**Given problem**
Single out the lines that include the word "宋代登科总录". Copy them.

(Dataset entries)
..............................

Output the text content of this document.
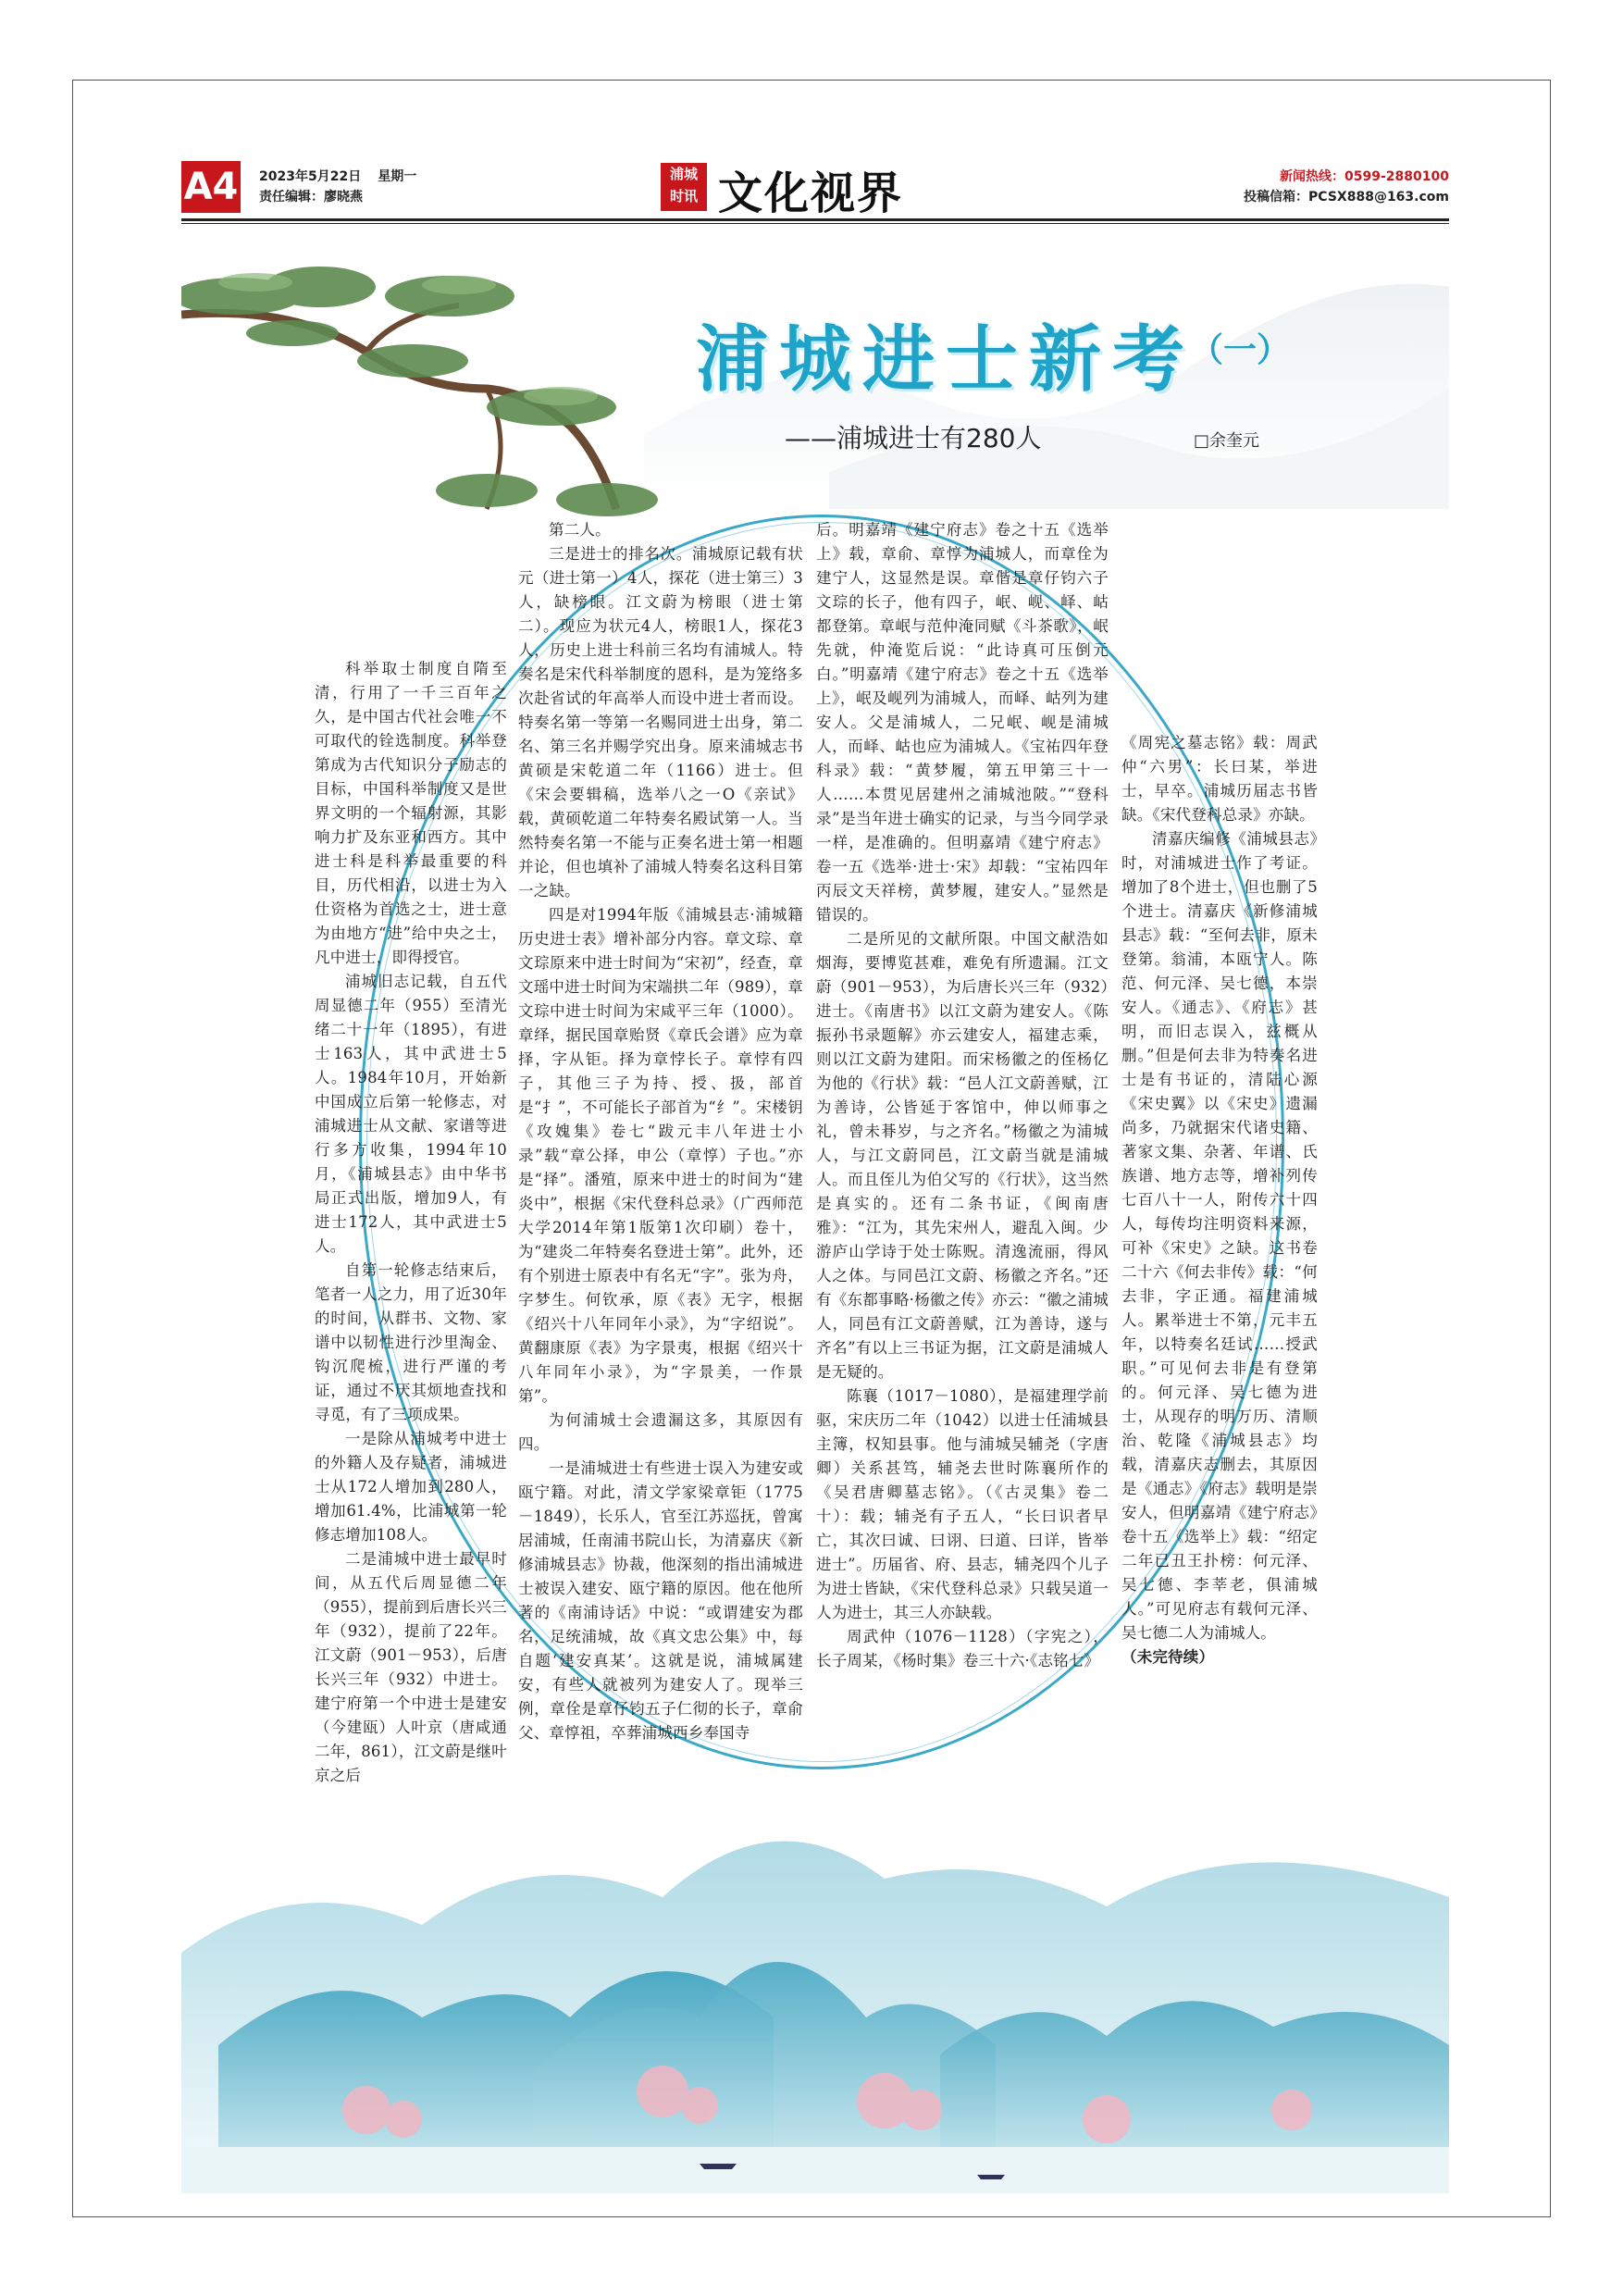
A4 2023年5月22日 星期一
责任编辑：廖晓燕
浦城
时讯 文化视界	新闻热线：0599-2880100
投稿信箱：PCSX888@163.com
浦城进士新考
（一）
——浦城进士有280人	□余奎元

科举取士制度自隋至清，行用了一千三百年之久，是中国古代社会唯一不可取代的铨选制度。科举登第成为古代知识分子励志的目标，中国科举制度又是世界文明的一个辐射源，其影响力扩及东亚和西方。其中进士科是科举最重要的科目，历代相沿，以进士为入仕资格为首选之士，进士意为由地方“进”给中央之士，凡中进士，即得授官。

浦城旧志记载，自五代周显德二年（955）至清光绪二十一年（1895），有进士163人，其中武进士5人。1984年10月，开始新中国成立后第一轮修志，对浦城进士从文献、家谱等进行多方收集，1994年10月，《浦城县志》由中华书局正式出版，增加9人，有进士172人，其中武进士5人。

自第一轮修志结束后，笔者一人之力，用了近30年的时间，从群书、文物、家谱中以韧性进行沙里淘金、钩沉爬梳，进行严谨的考证，通过不厌其烦地查找和寻觅，有了三项成果。

一是除从浦城考中进士的外籍人及存疑者，浦城进士从172人增加到280人，增加61.4%，比浦城第一轮修志增加108人。

二是浦城中进士最早时间，从五代后周显德二年（955），提前到后唐长兴三年（932），提前了22年。江文蔚（901－953），后唐长兴三年（932）中进士。建宁府第一个中进士是建安（今建瓯）人叶京（唐咸通二年，861），江文蔚是继叶京之后

第二人。

三是进士的排名次。浦城原记载有状元（进士第一）4人，探花（进士第三）3人，缺榜眼。江文蔚为榜眼（进士第二）。现应为状元4人，榜眼1人，探花3人，历史上进士科前三名均有浦城人。特奏名是宋代科举制度的恩科，是为笼络多次赴省试的年高举人而设中进士者而设。特奏名第一等第一名赐同进士出身，第二名、第三名并赐学究出身。原来浦城志书黄硕是宋乾道二年（1166）进士。但《宋会要辑稿，选举八之一O《亲试》载，黄硕乾道二年特奏名殿试第一人。当然特奏名第一不能与正奏名进士第一相题并论，但也填补了浦城人特奏名这科目第一之缺。

四是对1994年版《浦城县志·浦城籍历史进士表》增补部分内容。章文琮、章文琮原来中进士时间为“宋初”，经查，章文瑶中进士时间为宋端拱二年（989），章文琮中进士时间为宋咸平三年（1000）。章绎，据民国章贻贤《章氏会谱》应为章择，字从钜。择为章悖长子。章悖有四子，其他三子为持、授、扱，部首是“扌”，不可能长子部首为“纟”。宋楼钥《攻媿集》卷七“跋元丰八年进士小录”载“章公择，申公（章惇）子也。”亦是“择”。潘殖，原来中进士的时间为“建炎中”，根据《宋代登科总录》（广西师范大学2014年第1版第1次印刷）卷十，为“建炎二年特奏名登进士第”。此外，还有个别进士原表中有名无“字”。张为舟，字梦生。何钦承，原《表》无字，根据《绍兴十八年同年小录》，为“字绍说”。黄翻康原《表》为字景夷，根据《绍兴十八年同年小录》，为“字景美，一作景第”。

为何浦城士会遗漏这多，其原因有四。

一是浦城进士有些进士误入为建安或瓯宁籍。对此，清文学家梁章钜（1775－1849），长乐人，官至江苏巡抚，曾寓居浦城，任南浦书院山长，为清嘉庆《新修浦城县志》协裁，他深刻的指出浦城进士被误入建安、瓯宁籍的原因。他在他所著的《南浦诗话》中说：“或谓建安为郡名，足统浦城，故《真文忠公集》中，每自题‘建安真某’。这就是说，浦城属建安，有些人就被列为建安人了。现举三例，章佺是章仔钧五子仁彻的长子，章俞父、章惇祖，卒葬浦城西乡奉国寺

后。明嘉靖《建宁府志》卷之十五《选举上》载，章俞、章惇为浦城人，而章佺为建宁人，这显然是误。章偕是章仔钧六子文琮的长子，他有四子，岷、岘、峄、岵都登第。章岷与范仲淹同赋《斗茶歌》，岷先就，仲淹览后说：“此诗真可压倒元白。”明嘉靖《建宁府志》卷之十五《选举上》，岷及岘列为浦城人，而峄、岵列为建安人。父是浦城人，二兄岷、岘是浦城人，而峄、岵也应为浦城人。《宝祐四年登科录》载：“黄梦履，第五甲第三十一人……本贯见居建州之浦城池陂。”“登科录”是当年进士确实的记录，与当今同学录一样，是准确的。但明嘉靖《建宁府志》卷一五《选举·进士·宋》却载：“宝祐四年丙辰文天祥榜，黄梦履，建安人。”显然是错误的。

二是所见的文献所限。中国文献浩如烟海，要博览甚难，难免有所遗漏。江文蔚（901－953），为后唐长兴三年（932）进士。《南唐书》以江文蔚为建安人。《陈振孙书录题解》亦云建安人，福建志乘，则以江文蔚为建阳。而宋杨徽之的侄杨亿为他的《行状》载：“邑人江文蔚善赋，江为善诗，公皆延于客馆中，伸以师事之礼，曾未朞岁，与之齐名。”杨徽之为浦城人，与江文蔚同邑，江文蔚当就是浦城人。而且侄儿为伯父写的《行状》，这当然是真实的。还有二条书证，《闽南唐雅》：“江为，其先宋州人，避乱入闽。少游庐山学诗于处士陈贶。清逸流丽，得风人之体。与同邑江文蔚、杨徽之齐名。”还有《东都事略·杨徽之传》亦云：“徽之浦城人，同邑有江文蔚善赋，江为善诗，遂与齐名”有以上三书证为据，江文蔚是浦城人是无疑的。

陈襄（1017－1080），是福建理学前驱，宋庆历二年（1042）以进士任浦城县主簿，权知县事。他与浦城吴辅尧（字唐卿）关系甚笃，辅尧去世时陈襄所作的《吴君唐卿墓志铭》。（《古灵集》卷二十）：载；辅尧有子五人，“长曰识者早亡，其次曰诚、曰诩、曰道、曰详，皆举进士”。历届省、府、县志，辅尧四个儿子为进士皆缺，《宋代登科总录》只载吴道一人为进士，其三人亦缺载。

周武仲（1076－1128）（字宪之），长子周某，《杨时集》卷三十六·《志铭七》

《周宪之墓志铭》载：周武仲“六男”：长曰某，举进士，早卒。浦城历届志书皆缺。《宋代登科总录》亦缺。

清嘉庆编修《浦城县志》时，对浦城进士作了考证。增加了8个进士，但也删了5个进士。清嘉庆《新修浦城县志》载：“至何去非，原未登第。翁浦，本瓯宁人。陈范、何元泽、吴七德，本崇安人。《通志》、《府志》甚明，而旧志误入，兹概从删。”但是何去非为特奏名进士是有书证的，清陆心源《宋史翼》以《宋史》遗漏尚多，乃就据宋代诸史籍、著家文集、杂著、年谱、氏族谱、地方志等，增补列传七百八十一人，附传六十四人，每传均注明资料来源，可补《宋史》之缺。这书卷二十六《何去非传》载：“何去非，字正通。福建浦城人。累举进士不第，元丰五年，以特奏名廷试……授武职。”可见何去非是有登第的。何元泽、吴七德为进士，从现存的明万历、清顺治、乾隆《浦城县志》均载，清嘉庆志删去，其原因是《通志》《府志》载明是崇安人，但明嘉靖《建宁府志》卷十五《选举上》载：“绍定二年已丑王扑榜：何元泽、吴七德、李莘老，俱浦城人。”可见府志有载何元泽、吴七德二人为浦城人。

（未完待续）
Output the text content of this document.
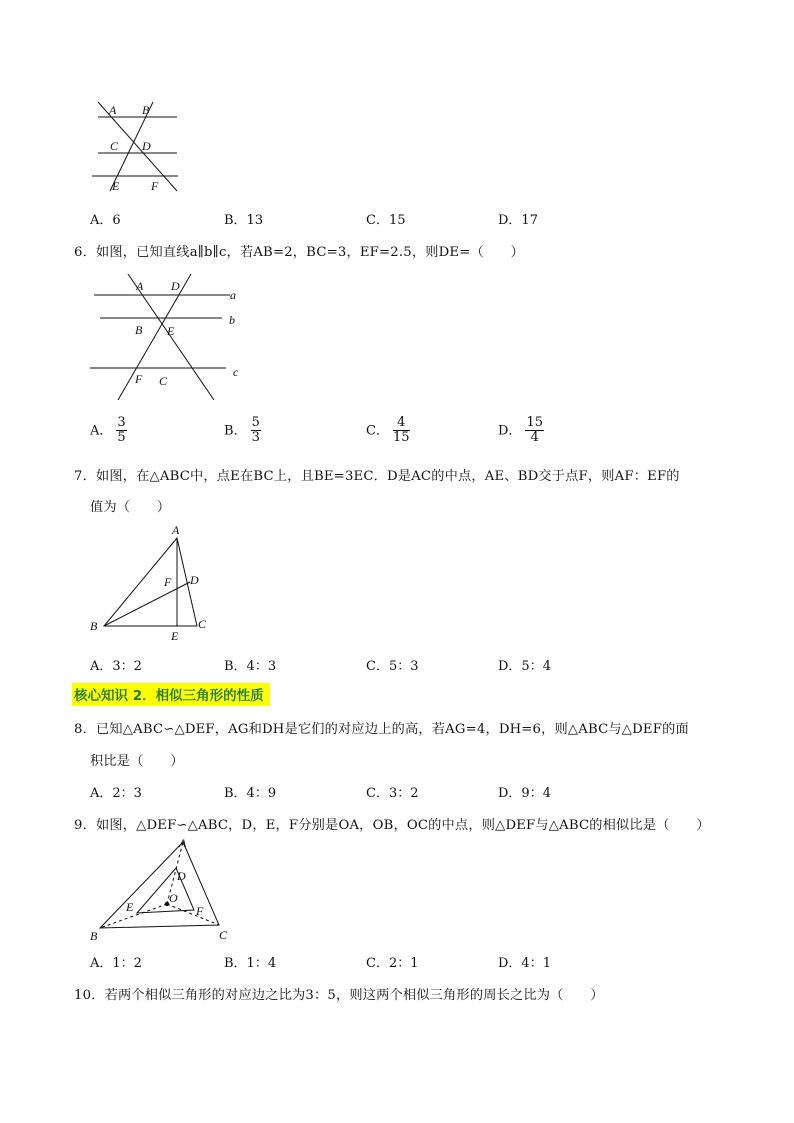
A B
C D
E	F
A．6	B．13	C．15	D．17
6．如图，已知直线a∥b∥c，若AB=2，BC=3，EF=2.5，则DE=（　　）
A D
B E
F C
a
b
c
A． $\frac{3}{5}$	B． $\frac{5}{3}$	C． $\frac{4}{15}$	D． $\frac{15}{4}$
7．如图，在△ABC中，点E在BC上，且BE=3EC．D是AC的中点，AE、BD交于点F，则AF：EF的
值为（　　）
A
B	C
D
E
F
A．3：2	B．4：3	C．5：3	D．5：4
核心知识 2．相似三角形的性质
8．已知△ABC∽△DEF，AG和DH是它们的对应边上的高，若AG=4，DH=6，则△ABC与△DEF的面
积比是（　　）
A．2：3	B．4：9	C．3：2	D．9：4
9．如图，△DEF∽△ABC，D，E，F分别是OA，OB，OC的中点，则△DEF与△ABC的相似比是（　　）
A
B	C
D
E	F
O
A．1：2	B．1：4	C．2：1	D．4：1
10．若两个相似三角形的对应边之比为3：5，则这两个相似三角形的周长之比为（　　）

..............................

**Solved problem**
四是对1994年版《浦城县志·浦城籍历史进士表》增补部分内容。章文琮、章文琮原来中进士时间为“宋初”，经查，章文瑶中进士时间为宋端拱二年（989），章文琮中进士时间为宋咸平三年（1000）。章绎，据民国章贻贤《章氏会谱》应为章择，字从钜。择为章悖长子。章悖有四子，其他三子为持、授、扱，部首是“扌”，不可能长子部首为“纟”。宋楼钥《攻媿集》卷七“跋元丰八年进士小录”载“章公择，申公（章惇）子也。”亦是“择”。潘殖，原来中进士的时间为“建炎中”，根据《宋代登科总录》（广西师范大学2014年第1版第1次印刷）卷十，为“建炎二年特奏名登进士第”。此外，还有个别进士原表中有名无“字”。张为舟，字梦生。何钦承，原《表》无字，根据《绍兴十八年同年小录》，为“字绍说”。黄翻康原《表》为字景夷，根据《绍兴十八年同年小录》，为“字景美，一作景第”。
陈襄（1017－1080），是福建理学前驱，宋庆历二年（1042）以进士任浦城县主簿，权知县事。他与浦城吴辅尧（字唐卿）关系甚笃，辅尧去世时陈襄所作的《吴君唐卿墓志铭》。（《古灵集》卷二十）：载；辅尧有子五人，“长曰识者早亡，其次曰诚、曰诩、曰道、曰详，皆举进士”。历届省、府、县志，辅尧四个儿子为进士皆缺，《宋代登科总录》只载吴道一人为进士，其三人亦缺载。
《周宪之墓志铭》载：周武仲“六男”：长曰某，举进士，早卒。浦城历届志书皆缺。《宋代登科总录》亦缺。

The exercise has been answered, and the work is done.